▸ **EXCERPTED PASSAGE**
::::::::::

# 324 (empty response) errors



## ShayneBear (Jul 4, 2011)

I've recently been getting a LOT of 324 errors when I'm doing things in either Firefox or Chrome. I tried uninstalling/reinstalling both browsers thinking that would fix the issue, but I still get the error every 10 pages or so, and once one error comes up, anything else I try to do within the browser produces the same error, so I close the browser window. The next 3+ tries to reopen the browser results in the same error, and then finally, for no real reason, it's normal again.

Nothing else that requires internet has an issue, my MSN is fine, uTorrent, and Perfect World (MMORPG) all work fine when these errors pop up, it's just the browsers that shoot themselves.

Any ideas on how to remedy this? is there another browser I should try?


----------



## CatoTiger (Jul 5, 2011)

Hi,

Does this happen with all pages or just the forums/certain pages?


----------



## ShayneBear (Jul 5, 2011)

all pages, and it happens to different pages each time. (ex. it'll be Shaw Webmail one time, online newspaper the next, FAF the next, then Facebook, and this last time it was Google's main search page)


----------



## Leafblower29 (Jul 5, 2011)

What network card and what OS?


----------



## CatoTiger (Jul 10, 2011)

Its odd that you are getting a response from servers, its just that they are empty. That would seem to indicate that there is nothing (firewall etc) interfering with your connection.
I take it you have tried Internet Explorer and are getting the same problem.


----------

::::::::::

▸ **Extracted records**
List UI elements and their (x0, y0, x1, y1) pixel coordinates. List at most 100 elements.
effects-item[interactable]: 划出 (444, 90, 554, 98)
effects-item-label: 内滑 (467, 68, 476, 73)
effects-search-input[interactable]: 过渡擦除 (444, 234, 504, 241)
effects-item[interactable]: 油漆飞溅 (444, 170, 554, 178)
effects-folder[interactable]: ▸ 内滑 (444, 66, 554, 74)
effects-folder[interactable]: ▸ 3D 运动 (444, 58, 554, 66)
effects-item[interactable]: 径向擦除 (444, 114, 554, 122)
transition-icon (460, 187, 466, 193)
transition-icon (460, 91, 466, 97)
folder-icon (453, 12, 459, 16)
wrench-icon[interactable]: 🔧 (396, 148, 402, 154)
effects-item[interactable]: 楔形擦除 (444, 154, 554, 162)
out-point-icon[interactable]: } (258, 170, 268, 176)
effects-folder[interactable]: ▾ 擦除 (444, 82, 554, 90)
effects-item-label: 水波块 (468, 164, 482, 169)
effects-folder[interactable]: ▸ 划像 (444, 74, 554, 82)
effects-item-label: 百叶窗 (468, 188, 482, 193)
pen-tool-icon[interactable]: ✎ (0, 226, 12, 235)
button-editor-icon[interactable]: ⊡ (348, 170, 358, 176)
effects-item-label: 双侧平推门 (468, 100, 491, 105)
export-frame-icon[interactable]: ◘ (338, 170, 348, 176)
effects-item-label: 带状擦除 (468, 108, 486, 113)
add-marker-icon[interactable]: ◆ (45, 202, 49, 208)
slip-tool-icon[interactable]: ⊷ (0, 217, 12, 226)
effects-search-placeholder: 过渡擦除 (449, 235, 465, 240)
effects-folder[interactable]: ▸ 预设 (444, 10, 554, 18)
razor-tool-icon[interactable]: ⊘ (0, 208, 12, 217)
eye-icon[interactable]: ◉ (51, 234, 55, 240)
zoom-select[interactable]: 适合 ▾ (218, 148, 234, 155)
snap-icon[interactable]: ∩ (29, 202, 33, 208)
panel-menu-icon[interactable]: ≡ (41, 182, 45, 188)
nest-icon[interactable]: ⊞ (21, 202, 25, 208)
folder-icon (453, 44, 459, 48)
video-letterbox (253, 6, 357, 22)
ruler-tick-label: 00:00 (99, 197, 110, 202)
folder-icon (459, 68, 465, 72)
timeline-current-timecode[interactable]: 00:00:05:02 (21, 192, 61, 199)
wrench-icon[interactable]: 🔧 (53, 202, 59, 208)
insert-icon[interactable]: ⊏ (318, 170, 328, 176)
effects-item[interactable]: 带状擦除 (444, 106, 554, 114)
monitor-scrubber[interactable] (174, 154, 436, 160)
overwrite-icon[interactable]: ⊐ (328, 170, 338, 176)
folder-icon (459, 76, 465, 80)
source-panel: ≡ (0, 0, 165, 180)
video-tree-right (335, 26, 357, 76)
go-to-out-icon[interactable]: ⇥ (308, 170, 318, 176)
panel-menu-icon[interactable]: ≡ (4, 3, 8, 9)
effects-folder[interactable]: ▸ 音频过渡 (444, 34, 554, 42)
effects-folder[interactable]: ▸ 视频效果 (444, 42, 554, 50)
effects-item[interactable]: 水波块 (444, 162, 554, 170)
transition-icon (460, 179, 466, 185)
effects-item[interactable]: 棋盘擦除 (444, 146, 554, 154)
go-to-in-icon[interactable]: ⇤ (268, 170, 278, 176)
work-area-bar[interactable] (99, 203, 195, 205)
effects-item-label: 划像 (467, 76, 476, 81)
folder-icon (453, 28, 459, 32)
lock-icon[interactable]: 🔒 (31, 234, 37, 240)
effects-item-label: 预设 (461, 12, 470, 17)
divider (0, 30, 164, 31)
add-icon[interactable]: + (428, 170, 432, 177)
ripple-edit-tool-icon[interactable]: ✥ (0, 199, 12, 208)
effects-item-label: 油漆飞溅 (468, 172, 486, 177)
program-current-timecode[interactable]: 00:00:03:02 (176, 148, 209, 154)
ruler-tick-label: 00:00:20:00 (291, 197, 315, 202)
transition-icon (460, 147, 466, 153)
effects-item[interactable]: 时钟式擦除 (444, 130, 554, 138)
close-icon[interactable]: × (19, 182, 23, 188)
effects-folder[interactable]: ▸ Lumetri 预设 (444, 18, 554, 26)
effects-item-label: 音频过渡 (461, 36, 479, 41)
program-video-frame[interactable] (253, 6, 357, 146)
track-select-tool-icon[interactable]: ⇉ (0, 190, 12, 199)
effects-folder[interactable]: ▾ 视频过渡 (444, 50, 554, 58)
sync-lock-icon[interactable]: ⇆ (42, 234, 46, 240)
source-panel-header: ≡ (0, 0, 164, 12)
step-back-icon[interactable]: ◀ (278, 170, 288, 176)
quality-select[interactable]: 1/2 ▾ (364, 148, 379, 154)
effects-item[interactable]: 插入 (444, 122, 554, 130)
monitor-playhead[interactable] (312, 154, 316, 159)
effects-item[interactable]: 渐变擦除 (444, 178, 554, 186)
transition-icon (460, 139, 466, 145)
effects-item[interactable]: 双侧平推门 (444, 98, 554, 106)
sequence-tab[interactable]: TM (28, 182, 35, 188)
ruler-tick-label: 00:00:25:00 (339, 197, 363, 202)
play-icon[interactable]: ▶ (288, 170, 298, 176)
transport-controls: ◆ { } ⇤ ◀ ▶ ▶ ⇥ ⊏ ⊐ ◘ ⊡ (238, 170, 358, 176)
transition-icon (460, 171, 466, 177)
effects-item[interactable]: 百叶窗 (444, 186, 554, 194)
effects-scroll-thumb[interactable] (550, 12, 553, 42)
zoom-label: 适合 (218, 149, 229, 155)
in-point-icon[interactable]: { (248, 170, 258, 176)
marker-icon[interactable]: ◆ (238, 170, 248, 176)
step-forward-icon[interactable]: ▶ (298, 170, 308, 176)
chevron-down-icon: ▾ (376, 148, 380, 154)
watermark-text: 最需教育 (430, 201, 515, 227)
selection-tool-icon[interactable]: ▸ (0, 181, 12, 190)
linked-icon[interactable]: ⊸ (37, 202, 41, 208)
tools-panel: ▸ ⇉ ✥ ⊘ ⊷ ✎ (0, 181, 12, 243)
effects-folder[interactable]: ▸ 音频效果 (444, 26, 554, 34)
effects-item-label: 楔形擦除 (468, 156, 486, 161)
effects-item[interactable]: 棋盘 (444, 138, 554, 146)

::::::::::

▸ **REQUIREMENT**
In the forum thread on 324 (empty response) errors, which non-browser programs are said to keep working fine when the errors appear?

▸ **TASK RESPONSE**
MSN, uTorrent, and Perfect World (an MMORPG) all keep working fine.